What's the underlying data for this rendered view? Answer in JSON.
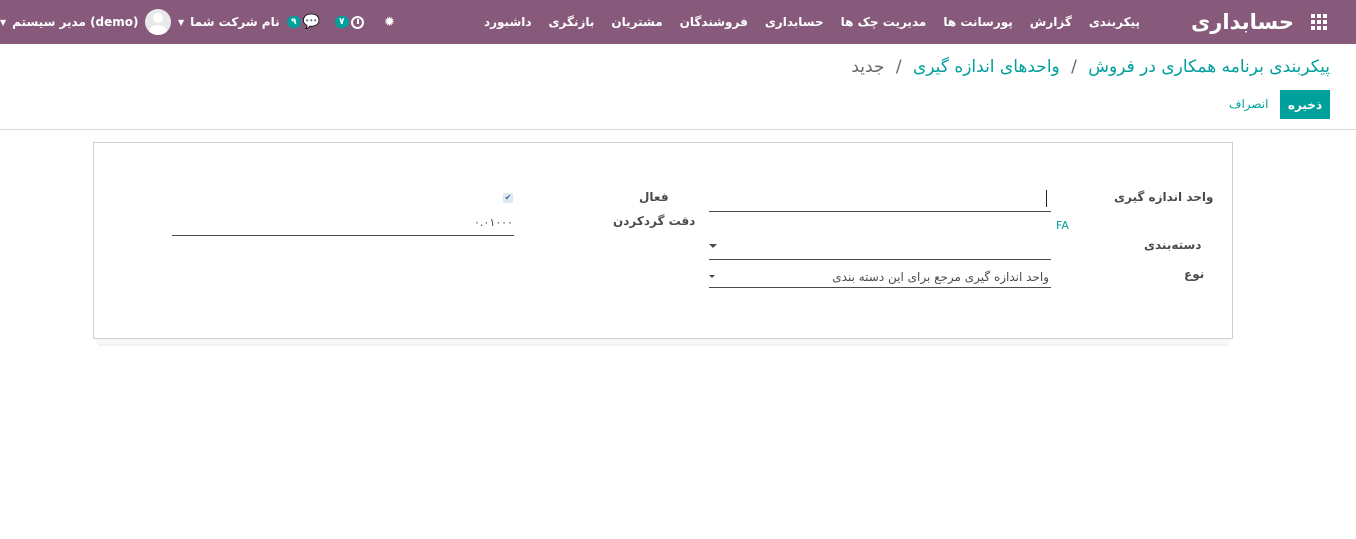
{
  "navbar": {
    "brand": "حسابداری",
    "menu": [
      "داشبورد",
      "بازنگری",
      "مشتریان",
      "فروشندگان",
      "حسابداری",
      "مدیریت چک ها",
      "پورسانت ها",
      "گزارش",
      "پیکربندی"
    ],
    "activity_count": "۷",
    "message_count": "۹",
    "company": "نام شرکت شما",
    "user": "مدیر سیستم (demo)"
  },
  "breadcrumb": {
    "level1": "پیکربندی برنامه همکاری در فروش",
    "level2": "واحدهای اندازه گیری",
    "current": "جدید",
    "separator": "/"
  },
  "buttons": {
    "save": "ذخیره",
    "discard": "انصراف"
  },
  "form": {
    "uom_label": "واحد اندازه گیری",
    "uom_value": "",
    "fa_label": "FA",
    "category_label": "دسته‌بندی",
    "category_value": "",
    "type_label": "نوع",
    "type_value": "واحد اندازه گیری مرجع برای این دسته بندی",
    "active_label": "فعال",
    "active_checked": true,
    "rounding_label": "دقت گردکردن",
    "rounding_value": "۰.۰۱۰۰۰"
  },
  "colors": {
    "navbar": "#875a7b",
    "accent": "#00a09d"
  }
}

Directive | Write out the full listing verbatim, excluding its pictures.

Output of the exercise |
What's the underlying data for this rendered view? Answer in JSON.
{
  "navbar": {
    "brand": "حسابداری",
    "menu": [
      "داشبورد",
      "بازنگری",
      "مشتریان",
      "فروشندگان",
      "حسابداری",
      "مدیریت چک ها",
      "پورسانت ها",
      "گزارش",
      "پیکربندی"
    ],
    "activity_count": "۷",
    "message_count": "۹",
    "company": "نام شرکت شما",
    "user": "مدیر سیستم (demo)"
  },
  "breadcrumb": {
    "level1": "پیکربندی برنامه همکاری در فروش",
    "level2": "واحدهای اندازه گیری",
    "current": "جدید",
    "separator": "/"
  },
  "buttons": {
    "save": "ذخیره",
    "discard": "انصراف"
  },
  "form": {
    "uom_label": "واحد اندازه گیری",
    "uom_value": "",
    "fa_label": "FA",
    "category_label": "دسته‌بندی",
    "category_value": "",
    "type_label": "نوع",
    "type_value": "واحد اندازه گیری مرجع برای این دسته بندی",
    "active_label": "فعال",
    "active_checked": true,
    "rounding_label": "دقت گردکردن",
    "rounding_value": "۰.۰۱۰۰۰"
  },
  "colors": {
    "navbar": "#875a7b",
    "accent": "#00a09d"
  }
}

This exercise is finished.